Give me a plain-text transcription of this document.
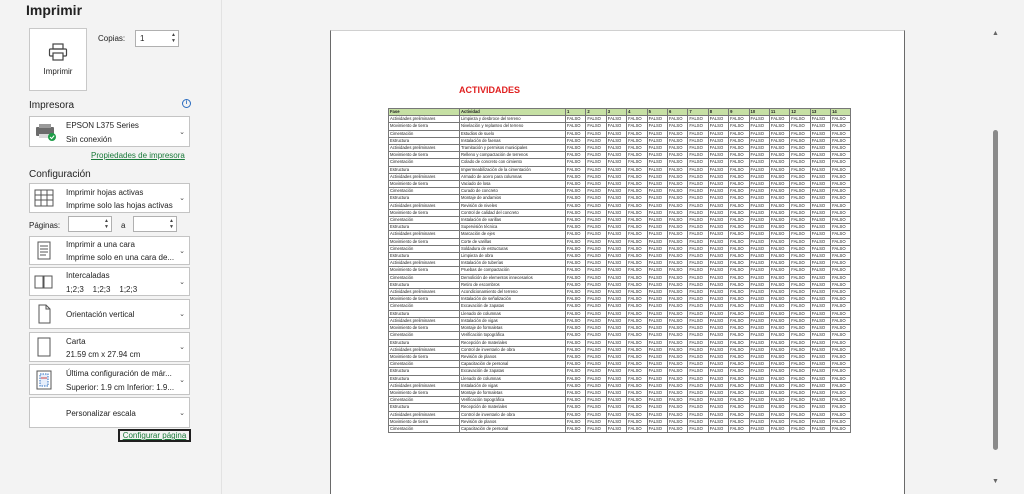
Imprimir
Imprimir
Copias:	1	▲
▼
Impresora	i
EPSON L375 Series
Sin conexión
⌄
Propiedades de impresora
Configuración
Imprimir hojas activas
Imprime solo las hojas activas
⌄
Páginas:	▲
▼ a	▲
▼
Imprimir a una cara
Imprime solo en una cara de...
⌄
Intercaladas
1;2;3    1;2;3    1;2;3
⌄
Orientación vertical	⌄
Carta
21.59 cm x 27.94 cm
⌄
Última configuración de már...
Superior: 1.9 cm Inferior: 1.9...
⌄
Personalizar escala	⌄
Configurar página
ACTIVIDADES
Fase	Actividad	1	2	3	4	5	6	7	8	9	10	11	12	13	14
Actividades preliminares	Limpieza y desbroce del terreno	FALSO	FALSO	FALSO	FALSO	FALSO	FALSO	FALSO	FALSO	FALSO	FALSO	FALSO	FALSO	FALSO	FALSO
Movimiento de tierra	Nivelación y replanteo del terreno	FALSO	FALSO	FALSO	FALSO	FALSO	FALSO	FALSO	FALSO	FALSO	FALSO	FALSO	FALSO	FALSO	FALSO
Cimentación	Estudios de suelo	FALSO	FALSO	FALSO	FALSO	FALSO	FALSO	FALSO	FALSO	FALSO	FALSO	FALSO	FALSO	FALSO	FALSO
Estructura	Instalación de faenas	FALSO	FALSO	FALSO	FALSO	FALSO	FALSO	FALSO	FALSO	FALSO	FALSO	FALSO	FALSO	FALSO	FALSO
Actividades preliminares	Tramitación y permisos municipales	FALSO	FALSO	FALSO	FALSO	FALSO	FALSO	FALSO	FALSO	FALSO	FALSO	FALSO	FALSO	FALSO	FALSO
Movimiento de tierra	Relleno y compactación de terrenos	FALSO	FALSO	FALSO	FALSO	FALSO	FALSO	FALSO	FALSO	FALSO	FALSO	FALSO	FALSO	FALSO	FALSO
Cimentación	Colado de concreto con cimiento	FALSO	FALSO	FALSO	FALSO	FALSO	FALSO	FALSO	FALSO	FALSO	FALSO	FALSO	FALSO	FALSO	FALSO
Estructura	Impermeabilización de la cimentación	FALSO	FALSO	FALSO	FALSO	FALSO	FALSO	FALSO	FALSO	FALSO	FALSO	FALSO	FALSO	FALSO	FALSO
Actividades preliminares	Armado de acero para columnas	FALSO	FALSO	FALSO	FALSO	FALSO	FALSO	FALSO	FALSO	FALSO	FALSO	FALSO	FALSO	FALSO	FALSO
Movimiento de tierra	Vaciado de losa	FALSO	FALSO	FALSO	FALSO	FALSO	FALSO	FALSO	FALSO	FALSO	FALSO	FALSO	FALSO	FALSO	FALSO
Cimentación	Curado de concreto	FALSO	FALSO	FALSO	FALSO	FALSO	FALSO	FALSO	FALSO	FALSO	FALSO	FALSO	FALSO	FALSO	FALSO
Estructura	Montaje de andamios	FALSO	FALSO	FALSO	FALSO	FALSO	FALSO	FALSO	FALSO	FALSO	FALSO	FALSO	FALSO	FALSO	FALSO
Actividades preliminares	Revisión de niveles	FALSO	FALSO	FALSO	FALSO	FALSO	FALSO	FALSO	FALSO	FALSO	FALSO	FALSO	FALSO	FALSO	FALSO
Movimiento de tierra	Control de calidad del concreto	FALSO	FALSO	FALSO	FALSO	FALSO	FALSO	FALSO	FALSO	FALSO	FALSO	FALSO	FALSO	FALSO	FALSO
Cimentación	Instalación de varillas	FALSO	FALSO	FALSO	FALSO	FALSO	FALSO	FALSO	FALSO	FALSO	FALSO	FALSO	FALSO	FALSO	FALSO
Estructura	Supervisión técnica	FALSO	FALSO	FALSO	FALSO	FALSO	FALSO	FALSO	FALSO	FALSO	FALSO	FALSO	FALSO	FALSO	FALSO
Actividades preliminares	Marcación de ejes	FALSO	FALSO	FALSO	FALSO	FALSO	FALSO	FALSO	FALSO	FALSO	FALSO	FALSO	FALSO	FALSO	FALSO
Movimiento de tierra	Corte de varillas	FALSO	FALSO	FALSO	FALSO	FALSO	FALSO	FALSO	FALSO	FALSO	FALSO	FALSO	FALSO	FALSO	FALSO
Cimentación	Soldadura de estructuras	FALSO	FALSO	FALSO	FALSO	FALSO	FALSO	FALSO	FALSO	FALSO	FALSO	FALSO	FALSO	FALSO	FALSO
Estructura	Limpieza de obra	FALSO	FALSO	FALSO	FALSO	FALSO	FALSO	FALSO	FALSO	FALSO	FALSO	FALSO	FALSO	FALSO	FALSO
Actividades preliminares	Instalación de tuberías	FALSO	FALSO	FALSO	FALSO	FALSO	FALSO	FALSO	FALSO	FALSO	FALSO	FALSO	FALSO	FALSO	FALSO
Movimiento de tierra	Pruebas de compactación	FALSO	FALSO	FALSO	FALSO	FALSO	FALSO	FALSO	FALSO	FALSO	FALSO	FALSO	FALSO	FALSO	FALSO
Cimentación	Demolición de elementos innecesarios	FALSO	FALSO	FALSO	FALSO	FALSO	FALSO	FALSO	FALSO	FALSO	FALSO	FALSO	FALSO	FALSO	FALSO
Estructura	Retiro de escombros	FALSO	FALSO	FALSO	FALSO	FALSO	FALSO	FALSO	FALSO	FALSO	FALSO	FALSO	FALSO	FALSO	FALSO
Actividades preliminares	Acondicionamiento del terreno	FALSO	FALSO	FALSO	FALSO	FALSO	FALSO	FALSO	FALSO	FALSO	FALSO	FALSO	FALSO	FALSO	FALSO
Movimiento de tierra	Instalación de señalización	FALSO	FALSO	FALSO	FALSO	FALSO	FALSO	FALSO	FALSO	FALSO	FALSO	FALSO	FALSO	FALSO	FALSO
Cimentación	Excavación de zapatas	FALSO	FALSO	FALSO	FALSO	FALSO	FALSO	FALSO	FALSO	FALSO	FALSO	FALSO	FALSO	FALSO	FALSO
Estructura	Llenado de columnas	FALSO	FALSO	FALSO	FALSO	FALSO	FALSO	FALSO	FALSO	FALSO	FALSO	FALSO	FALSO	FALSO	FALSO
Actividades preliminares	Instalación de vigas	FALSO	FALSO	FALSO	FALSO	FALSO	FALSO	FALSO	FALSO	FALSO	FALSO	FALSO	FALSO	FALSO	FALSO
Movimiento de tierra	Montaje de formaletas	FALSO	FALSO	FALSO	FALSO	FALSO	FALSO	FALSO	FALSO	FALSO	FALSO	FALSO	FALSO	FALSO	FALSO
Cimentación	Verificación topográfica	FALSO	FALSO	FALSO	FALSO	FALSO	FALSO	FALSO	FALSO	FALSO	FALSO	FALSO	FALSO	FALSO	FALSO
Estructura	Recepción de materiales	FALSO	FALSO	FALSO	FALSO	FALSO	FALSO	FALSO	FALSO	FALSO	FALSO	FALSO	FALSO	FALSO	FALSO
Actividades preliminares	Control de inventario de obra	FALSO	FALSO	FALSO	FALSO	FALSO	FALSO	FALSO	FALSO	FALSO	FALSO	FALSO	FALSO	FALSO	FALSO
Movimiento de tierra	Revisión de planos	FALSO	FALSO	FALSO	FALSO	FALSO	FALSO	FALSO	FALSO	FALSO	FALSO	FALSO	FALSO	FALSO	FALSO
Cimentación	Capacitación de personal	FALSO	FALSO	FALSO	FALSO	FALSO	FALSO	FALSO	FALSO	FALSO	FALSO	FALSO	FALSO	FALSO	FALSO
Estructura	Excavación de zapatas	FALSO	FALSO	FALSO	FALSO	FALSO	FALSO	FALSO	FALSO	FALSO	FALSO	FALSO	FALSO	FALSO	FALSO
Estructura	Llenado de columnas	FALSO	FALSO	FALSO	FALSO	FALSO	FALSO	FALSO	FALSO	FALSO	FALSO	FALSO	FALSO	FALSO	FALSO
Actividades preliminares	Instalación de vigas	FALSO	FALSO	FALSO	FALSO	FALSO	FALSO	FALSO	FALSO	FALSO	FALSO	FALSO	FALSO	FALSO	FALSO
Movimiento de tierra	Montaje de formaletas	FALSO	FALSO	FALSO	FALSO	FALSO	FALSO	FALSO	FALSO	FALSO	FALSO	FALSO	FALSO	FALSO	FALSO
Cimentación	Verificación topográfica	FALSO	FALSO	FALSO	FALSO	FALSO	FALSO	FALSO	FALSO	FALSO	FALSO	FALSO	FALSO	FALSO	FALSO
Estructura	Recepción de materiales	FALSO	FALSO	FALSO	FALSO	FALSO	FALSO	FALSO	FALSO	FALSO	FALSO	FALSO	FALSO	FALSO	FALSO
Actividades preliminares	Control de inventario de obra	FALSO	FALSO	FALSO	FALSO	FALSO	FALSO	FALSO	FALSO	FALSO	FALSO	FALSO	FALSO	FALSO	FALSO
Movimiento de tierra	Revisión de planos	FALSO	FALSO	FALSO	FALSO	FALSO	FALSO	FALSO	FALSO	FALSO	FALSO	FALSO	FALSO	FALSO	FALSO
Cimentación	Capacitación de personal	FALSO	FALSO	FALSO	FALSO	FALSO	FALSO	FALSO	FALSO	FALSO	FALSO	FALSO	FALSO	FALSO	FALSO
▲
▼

========================================

▸ **PROBLEM TO SOLVE**: Check the data for the word "cara" and pull out the lines that have it.

▸ **REPLY**:
Imprimir a una cara
Imprime solo en una cara de...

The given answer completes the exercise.